• [RECORD LIST]:
>>>>

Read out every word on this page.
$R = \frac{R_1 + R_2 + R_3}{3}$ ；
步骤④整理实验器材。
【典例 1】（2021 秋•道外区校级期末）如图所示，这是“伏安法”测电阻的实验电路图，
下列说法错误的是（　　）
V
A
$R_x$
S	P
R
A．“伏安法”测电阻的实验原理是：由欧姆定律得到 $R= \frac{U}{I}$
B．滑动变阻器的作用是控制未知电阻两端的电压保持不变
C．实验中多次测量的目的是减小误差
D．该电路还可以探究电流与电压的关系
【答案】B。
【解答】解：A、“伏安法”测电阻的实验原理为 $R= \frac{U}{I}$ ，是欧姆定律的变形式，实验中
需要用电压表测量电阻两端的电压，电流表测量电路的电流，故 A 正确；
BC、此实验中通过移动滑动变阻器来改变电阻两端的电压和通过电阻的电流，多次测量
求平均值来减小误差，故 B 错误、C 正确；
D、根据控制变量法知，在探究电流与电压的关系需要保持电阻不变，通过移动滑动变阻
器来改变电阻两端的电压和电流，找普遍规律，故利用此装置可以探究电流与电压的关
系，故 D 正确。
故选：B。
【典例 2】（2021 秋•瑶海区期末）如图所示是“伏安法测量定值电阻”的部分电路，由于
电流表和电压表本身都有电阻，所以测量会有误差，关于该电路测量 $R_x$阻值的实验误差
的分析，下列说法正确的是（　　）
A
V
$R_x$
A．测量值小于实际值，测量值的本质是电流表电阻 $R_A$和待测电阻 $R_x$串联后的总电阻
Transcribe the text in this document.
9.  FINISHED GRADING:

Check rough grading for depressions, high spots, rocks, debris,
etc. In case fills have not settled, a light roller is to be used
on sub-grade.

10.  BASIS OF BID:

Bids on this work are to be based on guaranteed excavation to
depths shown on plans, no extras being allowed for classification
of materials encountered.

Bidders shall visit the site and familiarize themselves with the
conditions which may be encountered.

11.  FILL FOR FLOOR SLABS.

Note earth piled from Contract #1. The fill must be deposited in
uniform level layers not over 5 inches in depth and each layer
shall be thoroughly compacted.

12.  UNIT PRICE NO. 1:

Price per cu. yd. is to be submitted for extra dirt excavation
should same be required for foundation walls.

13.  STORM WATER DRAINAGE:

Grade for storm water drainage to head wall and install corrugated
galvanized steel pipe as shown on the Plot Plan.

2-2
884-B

<<<<

• [GIVEN REQUEST]: Find the lines above that contain the word "this" and collect them.

• [TASK OUTPUT]:
Read out every word on this page.
Transcribe the text in this document.
Bids on this work are to be based on guaranteed excavation to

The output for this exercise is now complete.